- Dataset records -
* begin *

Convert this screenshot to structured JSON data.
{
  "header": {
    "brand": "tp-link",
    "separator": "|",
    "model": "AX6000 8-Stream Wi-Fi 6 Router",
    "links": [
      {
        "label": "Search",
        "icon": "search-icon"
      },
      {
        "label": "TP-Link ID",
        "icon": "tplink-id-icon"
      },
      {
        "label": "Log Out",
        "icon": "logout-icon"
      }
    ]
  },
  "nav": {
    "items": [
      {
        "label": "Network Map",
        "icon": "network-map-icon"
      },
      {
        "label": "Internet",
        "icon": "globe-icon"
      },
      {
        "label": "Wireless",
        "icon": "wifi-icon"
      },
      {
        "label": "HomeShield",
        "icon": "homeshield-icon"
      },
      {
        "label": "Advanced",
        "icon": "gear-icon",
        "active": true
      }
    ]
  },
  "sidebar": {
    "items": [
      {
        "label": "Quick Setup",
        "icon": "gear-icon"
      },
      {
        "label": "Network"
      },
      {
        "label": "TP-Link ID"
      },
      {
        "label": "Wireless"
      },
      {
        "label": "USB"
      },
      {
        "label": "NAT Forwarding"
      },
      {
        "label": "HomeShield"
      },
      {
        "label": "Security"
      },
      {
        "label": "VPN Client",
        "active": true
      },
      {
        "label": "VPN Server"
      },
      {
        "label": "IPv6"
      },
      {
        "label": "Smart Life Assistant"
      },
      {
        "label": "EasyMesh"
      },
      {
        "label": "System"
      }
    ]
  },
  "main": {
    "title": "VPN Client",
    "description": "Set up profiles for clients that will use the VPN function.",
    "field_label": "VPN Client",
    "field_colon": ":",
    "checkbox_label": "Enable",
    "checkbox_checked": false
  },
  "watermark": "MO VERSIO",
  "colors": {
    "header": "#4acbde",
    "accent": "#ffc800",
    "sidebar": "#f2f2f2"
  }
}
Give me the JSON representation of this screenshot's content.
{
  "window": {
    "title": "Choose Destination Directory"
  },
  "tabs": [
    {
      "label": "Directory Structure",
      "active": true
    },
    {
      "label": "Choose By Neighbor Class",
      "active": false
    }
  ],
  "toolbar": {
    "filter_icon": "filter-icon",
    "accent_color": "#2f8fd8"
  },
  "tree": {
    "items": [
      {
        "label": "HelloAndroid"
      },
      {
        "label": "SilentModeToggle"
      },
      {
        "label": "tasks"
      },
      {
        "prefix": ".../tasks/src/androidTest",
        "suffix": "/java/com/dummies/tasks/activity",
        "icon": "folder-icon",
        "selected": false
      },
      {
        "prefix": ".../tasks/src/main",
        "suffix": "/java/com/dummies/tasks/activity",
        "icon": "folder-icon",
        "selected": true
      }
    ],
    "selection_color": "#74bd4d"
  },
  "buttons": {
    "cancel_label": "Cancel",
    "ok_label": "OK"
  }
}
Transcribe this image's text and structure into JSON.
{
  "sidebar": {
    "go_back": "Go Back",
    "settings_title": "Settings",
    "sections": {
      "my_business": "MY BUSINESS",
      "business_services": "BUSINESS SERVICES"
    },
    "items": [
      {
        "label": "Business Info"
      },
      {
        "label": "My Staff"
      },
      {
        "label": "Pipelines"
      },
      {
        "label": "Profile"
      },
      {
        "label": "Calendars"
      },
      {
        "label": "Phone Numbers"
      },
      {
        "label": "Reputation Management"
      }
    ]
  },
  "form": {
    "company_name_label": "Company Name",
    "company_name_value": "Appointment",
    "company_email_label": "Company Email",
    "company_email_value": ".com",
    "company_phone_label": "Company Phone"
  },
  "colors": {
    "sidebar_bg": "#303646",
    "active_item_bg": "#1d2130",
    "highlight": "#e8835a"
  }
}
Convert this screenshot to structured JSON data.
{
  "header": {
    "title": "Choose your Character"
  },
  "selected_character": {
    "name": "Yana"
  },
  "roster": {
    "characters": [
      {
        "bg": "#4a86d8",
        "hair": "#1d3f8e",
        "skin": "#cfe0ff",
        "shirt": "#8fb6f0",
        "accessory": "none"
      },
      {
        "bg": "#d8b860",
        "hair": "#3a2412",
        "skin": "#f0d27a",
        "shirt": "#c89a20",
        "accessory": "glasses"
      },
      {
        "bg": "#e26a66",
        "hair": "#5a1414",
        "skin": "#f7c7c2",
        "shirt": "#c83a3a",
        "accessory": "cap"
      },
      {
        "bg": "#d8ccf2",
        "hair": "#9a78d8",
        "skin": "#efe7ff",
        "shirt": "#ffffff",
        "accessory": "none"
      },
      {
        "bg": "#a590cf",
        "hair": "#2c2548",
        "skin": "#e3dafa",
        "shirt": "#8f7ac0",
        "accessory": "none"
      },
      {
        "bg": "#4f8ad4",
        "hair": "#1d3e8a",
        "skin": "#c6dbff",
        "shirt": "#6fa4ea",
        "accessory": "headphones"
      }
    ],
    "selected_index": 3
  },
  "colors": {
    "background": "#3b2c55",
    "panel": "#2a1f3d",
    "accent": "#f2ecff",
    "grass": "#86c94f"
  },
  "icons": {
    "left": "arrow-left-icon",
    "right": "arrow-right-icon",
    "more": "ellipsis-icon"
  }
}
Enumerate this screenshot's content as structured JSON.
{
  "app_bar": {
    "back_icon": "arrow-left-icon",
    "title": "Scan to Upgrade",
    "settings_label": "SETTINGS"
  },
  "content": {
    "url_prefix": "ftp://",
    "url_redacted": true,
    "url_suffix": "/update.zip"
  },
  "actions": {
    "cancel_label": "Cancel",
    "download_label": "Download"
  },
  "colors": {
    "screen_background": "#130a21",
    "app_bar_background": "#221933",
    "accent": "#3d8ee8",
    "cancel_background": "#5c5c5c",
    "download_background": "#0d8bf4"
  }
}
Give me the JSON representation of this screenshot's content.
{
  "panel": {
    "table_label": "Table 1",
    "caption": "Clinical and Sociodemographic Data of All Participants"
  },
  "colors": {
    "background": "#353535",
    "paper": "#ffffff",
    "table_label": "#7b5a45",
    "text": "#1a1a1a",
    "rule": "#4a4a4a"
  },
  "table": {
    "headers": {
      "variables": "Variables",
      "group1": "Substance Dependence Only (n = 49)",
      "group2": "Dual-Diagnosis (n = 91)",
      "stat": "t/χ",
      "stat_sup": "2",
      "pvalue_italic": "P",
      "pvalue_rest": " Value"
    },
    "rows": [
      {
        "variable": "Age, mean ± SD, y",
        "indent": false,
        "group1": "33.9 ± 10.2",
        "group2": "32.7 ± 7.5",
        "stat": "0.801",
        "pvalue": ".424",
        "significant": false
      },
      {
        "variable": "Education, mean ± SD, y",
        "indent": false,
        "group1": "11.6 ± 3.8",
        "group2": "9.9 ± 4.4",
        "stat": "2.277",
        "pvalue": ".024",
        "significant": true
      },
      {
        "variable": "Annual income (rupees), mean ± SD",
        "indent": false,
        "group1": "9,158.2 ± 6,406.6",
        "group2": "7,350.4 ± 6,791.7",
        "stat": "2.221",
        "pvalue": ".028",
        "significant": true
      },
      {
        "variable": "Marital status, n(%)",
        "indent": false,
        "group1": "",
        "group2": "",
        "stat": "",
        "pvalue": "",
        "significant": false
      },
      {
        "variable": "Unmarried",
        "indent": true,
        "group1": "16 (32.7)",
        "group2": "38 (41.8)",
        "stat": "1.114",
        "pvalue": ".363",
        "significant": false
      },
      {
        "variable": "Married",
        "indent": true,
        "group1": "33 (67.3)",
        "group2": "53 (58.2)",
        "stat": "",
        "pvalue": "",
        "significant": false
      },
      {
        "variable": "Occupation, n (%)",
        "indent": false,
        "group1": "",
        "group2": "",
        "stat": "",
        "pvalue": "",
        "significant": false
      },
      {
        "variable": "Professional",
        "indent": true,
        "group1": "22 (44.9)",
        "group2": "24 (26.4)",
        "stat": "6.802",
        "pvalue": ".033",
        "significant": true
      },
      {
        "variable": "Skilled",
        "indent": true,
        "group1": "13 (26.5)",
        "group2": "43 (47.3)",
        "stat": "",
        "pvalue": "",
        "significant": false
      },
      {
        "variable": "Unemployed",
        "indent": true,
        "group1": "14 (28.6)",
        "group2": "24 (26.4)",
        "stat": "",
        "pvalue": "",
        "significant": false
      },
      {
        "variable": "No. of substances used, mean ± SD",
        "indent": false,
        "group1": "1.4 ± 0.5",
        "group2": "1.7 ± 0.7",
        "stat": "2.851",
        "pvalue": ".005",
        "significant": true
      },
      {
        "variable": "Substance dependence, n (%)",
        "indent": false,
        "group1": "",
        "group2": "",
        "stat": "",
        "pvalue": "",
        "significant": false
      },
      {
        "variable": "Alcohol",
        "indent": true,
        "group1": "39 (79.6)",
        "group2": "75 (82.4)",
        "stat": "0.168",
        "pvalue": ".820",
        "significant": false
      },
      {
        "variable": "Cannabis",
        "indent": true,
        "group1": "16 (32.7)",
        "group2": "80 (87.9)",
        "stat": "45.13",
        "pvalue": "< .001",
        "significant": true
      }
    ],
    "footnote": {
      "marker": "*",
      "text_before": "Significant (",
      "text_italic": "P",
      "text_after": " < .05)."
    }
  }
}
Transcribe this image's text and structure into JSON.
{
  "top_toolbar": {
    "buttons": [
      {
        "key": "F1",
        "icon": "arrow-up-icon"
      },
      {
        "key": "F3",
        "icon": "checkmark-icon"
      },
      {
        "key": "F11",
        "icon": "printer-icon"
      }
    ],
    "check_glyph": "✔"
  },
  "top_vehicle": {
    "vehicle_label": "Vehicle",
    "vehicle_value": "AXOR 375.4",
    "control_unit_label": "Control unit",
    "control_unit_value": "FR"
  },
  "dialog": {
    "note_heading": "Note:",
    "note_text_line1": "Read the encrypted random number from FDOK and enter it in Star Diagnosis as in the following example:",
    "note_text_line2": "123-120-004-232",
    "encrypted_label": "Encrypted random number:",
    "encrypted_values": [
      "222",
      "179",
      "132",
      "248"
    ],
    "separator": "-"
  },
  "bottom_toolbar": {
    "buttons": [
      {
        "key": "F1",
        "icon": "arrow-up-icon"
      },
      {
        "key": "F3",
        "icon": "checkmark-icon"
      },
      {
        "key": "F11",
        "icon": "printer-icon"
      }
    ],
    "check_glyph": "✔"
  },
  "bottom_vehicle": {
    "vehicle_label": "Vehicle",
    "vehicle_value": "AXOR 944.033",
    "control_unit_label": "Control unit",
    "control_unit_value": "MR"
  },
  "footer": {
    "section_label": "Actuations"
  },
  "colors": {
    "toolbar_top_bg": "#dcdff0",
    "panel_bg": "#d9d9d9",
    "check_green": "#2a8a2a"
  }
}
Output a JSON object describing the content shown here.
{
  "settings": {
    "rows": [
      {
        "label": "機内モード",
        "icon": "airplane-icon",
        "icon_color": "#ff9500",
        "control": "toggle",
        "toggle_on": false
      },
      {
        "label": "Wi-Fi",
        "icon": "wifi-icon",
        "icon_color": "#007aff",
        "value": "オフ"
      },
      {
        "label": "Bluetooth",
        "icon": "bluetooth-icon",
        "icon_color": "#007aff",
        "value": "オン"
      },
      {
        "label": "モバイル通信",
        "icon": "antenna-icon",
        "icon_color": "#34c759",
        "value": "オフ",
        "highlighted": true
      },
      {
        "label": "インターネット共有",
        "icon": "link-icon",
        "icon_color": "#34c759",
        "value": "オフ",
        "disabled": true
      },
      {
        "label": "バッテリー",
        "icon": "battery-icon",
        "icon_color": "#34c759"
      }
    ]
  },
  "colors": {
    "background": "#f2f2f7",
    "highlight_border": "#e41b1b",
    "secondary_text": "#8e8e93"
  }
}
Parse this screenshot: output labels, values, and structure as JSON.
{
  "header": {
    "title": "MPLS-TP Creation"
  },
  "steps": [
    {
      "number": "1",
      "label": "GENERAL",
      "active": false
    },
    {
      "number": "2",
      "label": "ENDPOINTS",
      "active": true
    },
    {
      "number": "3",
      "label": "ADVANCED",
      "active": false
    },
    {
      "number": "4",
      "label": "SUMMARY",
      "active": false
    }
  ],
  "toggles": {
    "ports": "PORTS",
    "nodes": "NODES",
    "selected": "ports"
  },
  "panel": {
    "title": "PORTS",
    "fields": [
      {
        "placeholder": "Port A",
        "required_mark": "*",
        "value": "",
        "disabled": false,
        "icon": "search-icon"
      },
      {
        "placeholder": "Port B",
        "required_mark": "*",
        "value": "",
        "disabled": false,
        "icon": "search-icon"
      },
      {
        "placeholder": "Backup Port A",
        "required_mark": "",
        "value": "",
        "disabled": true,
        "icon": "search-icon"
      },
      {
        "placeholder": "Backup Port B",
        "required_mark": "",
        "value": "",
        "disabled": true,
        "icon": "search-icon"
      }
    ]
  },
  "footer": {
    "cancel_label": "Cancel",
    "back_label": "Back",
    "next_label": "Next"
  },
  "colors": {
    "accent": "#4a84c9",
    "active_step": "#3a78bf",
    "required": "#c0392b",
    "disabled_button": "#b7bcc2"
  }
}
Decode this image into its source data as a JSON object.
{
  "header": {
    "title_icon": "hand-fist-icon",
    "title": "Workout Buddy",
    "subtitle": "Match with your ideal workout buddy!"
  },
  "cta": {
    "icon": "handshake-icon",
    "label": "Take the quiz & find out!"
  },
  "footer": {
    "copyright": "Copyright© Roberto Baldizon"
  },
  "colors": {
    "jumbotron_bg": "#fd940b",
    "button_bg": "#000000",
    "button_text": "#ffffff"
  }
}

* end *

- Exercise brief -
Determine the number of lines where the string "shirt" occurs, and give that number only.

- Output for this task -
6